- **EXERCISE DESCRIPTION**:
Using the data below, copy every line that contains the word "THƯƠNG".
— Start EXERCISE MATERIAL —
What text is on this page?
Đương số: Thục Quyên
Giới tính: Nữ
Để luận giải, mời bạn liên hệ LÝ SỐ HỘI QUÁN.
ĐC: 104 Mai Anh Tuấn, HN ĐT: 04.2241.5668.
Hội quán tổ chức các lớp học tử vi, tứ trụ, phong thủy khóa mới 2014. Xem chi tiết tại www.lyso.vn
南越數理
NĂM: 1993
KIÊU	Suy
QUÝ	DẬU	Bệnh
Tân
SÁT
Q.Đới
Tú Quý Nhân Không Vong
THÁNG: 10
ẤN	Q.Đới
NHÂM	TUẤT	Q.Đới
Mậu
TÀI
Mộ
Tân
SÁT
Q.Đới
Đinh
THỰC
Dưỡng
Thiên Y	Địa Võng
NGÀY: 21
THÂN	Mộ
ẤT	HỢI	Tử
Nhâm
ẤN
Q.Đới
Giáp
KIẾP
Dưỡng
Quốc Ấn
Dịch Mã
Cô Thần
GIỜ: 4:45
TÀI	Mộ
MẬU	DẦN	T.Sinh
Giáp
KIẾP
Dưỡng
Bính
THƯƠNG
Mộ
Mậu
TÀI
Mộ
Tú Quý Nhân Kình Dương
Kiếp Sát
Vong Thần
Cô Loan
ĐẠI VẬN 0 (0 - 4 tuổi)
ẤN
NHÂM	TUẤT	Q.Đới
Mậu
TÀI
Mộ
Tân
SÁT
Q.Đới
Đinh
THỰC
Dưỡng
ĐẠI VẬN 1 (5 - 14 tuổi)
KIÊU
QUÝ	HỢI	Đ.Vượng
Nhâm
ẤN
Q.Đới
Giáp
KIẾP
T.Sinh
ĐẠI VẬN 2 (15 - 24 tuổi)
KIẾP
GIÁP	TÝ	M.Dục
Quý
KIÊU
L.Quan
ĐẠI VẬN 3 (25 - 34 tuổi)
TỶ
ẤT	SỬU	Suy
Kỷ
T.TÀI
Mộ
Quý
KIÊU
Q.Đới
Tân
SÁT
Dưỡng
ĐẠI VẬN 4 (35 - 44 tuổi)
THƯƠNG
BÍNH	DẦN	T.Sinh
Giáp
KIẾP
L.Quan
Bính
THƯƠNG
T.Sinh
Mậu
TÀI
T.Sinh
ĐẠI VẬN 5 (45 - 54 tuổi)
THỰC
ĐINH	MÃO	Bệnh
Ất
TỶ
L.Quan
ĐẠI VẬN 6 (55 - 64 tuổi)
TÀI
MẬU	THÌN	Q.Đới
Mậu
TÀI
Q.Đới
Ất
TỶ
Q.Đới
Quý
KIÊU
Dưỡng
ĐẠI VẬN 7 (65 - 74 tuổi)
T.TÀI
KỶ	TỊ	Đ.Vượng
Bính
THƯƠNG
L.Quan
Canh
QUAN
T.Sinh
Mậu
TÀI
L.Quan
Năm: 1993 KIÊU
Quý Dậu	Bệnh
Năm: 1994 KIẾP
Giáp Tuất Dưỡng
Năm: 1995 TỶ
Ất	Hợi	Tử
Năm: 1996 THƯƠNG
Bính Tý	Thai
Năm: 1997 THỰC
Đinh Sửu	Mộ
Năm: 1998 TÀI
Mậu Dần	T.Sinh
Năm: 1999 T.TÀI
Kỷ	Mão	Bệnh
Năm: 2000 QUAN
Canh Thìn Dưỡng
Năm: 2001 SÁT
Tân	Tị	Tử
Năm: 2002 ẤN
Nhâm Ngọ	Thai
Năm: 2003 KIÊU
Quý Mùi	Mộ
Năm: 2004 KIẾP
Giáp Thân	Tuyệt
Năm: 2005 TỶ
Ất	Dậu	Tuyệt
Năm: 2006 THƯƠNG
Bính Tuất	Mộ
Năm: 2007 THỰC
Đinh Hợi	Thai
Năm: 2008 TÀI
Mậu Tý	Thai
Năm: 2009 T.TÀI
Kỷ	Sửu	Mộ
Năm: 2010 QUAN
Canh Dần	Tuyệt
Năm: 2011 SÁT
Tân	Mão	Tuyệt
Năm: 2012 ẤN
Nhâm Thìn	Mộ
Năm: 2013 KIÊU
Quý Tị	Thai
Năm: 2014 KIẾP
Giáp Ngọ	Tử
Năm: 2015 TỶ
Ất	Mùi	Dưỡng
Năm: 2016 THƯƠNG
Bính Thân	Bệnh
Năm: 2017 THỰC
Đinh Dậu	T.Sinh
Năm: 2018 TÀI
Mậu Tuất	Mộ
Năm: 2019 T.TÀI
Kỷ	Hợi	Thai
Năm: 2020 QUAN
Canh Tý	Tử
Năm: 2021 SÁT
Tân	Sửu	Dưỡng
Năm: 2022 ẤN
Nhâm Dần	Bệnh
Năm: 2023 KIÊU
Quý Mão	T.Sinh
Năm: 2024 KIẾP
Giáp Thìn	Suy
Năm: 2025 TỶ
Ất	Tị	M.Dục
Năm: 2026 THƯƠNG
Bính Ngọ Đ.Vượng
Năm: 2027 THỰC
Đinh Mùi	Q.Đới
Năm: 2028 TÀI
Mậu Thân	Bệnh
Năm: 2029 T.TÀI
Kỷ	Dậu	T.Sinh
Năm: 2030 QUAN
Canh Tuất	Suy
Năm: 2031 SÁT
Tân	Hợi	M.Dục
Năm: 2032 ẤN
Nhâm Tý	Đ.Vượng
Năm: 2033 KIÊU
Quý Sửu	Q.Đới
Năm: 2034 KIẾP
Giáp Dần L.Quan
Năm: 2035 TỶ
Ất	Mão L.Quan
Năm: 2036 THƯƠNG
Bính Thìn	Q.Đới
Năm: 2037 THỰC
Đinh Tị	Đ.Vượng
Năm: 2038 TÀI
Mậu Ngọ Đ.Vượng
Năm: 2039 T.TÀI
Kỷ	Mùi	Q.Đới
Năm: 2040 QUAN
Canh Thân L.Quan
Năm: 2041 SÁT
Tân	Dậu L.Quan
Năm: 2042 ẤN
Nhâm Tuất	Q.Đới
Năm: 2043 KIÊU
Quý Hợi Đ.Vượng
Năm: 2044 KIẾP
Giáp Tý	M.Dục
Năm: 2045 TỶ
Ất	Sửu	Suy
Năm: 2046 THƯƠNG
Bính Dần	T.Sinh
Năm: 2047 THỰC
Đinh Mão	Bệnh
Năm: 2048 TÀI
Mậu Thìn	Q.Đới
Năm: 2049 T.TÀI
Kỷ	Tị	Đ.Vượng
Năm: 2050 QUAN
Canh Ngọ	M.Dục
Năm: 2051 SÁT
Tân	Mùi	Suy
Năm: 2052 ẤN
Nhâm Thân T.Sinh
— End EXERCISE MATERIAL —
- **FINAL RESULT**:
THƯƠNG
THƯƠNG
THƯƠNG
THƯƠNG
Năm: 1996 THƯƠNG
Năm: 2006 THƯƠNG
Năm: 2016 THƯƠNG
Năm: 2026 THƯƠNG
Năm: 2036 THƯƠNG
Năm: 2046 THƯƠNG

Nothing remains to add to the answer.